▸ Input for this task
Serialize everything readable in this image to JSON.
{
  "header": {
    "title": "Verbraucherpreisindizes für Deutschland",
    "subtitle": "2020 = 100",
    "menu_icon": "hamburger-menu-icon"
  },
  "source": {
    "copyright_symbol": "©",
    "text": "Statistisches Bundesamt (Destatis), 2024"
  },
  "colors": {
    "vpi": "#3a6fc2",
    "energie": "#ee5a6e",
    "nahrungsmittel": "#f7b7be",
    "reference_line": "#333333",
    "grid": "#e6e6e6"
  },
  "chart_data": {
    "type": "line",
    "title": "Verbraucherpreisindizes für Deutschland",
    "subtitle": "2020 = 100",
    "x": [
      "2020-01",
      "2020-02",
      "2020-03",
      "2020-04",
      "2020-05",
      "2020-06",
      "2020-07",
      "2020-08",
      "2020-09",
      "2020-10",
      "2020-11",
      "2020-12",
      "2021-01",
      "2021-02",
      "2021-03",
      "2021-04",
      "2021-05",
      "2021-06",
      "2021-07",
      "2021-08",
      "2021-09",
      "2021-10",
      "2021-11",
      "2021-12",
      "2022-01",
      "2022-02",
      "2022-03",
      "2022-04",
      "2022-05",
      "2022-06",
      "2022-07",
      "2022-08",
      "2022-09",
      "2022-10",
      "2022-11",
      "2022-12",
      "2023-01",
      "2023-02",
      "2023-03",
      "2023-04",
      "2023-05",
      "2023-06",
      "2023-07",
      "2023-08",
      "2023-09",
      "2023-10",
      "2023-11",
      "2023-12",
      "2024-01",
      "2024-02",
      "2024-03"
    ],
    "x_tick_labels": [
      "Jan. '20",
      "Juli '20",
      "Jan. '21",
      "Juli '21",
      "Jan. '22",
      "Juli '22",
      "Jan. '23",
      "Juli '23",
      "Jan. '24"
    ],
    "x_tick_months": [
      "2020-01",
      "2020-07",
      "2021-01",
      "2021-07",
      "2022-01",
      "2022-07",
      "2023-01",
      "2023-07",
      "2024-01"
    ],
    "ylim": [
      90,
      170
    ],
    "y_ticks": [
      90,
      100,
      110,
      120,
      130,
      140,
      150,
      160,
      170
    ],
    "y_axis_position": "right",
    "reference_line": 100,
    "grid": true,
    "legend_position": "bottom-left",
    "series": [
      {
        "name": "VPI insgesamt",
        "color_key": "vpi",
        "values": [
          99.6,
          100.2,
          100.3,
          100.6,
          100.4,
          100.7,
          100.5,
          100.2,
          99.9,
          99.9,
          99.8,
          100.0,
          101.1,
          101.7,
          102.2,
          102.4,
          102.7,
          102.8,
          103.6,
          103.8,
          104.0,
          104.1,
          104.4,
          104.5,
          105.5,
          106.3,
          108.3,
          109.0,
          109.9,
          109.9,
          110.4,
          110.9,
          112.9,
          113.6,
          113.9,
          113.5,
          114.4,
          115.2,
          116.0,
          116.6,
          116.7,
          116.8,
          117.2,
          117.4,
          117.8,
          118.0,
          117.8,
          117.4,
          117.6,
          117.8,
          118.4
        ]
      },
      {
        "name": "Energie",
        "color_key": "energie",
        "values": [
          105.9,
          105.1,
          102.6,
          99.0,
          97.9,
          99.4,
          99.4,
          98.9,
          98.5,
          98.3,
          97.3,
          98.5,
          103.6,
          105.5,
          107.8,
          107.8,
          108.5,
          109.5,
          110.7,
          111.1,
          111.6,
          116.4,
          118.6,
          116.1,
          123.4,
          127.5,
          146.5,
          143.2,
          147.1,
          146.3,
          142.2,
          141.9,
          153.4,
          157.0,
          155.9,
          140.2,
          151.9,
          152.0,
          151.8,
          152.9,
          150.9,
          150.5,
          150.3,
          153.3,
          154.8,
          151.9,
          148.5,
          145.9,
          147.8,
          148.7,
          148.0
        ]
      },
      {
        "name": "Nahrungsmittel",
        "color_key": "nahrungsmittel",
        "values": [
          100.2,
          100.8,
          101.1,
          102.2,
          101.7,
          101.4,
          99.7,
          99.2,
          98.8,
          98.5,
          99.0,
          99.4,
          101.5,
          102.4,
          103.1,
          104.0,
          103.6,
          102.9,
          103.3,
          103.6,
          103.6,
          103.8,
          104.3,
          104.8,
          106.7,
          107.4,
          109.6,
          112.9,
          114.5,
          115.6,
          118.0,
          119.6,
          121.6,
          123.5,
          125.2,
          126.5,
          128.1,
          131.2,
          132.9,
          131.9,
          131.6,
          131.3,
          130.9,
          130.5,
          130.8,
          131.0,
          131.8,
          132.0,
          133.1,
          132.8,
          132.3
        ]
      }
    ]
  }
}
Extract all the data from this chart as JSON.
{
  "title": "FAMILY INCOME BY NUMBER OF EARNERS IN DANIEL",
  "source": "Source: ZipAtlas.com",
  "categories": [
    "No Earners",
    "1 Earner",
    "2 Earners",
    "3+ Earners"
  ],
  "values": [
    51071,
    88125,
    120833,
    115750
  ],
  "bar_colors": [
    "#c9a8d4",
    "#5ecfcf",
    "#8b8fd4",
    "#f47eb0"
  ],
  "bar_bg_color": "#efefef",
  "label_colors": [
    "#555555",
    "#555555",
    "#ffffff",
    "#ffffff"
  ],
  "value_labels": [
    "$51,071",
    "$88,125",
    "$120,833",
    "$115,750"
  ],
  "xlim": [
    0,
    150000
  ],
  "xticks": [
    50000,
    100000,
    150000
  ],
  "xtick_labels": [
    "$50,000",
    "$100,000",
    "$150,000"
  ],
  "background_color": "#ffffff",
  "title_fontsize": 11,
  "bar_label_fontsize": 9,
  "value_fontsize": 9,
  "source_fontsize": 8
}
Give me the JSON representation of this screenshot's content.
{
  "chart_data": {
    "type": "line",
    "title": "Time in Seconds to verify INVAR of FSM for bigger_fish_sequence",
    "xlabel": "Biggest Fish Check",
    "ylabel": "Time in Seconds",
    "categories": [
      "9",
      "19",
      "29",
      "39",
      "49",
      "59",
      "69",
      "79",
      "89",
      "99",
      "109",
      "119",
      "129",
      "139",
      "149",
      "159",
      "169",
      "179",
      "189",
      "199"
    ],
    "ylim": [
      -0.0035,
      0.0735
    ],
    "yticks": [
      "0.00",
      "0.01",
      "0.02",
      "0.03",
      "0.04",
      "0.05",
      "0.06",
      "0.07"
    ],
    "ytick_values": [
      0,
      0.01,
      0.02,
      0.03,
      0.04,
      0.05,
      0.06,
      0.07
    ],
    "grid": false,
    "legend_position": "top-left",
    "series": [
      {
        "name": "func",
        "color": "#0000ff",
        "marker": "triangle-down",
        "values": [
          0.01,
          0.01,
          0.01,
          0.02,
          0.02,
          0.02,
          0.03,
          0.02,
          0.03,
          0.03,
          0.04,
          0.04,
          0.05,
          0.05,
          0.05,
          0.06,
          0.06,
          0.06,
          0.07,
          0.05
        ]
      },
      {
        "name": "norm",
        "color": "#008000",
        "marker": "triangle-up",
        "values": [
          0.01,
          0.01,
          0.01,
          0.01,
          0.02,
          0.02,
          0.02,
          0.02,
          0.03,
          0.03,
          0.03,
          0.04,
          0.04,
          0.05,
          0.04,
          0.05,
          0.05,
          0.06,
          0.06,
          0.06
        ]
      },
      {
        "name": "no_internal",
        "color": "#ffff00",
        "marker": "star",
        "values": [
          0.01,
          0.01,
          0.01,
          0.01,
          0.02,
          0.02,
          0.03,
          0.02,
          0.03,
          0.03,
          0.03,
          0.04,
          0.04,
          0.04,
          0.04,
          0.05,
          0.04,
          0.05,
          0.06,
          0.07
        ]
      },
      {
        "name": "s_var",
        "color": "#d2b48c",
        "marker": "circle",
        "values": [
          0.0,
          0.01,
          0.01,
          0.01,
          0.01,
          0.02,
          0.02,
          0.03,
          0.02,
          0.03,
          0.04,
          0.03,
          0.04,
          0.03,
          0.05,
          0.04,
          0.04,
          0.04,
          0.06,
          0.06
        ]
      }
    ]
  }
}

▸ Stated exercise
Whenever "Time" turns up in a line, pick that line out.

▸ In response
    "title": "Time in Seconds to verify INVAR of FSM for bigger_fish_sequence",
    "ylabel": "Time in Seconds",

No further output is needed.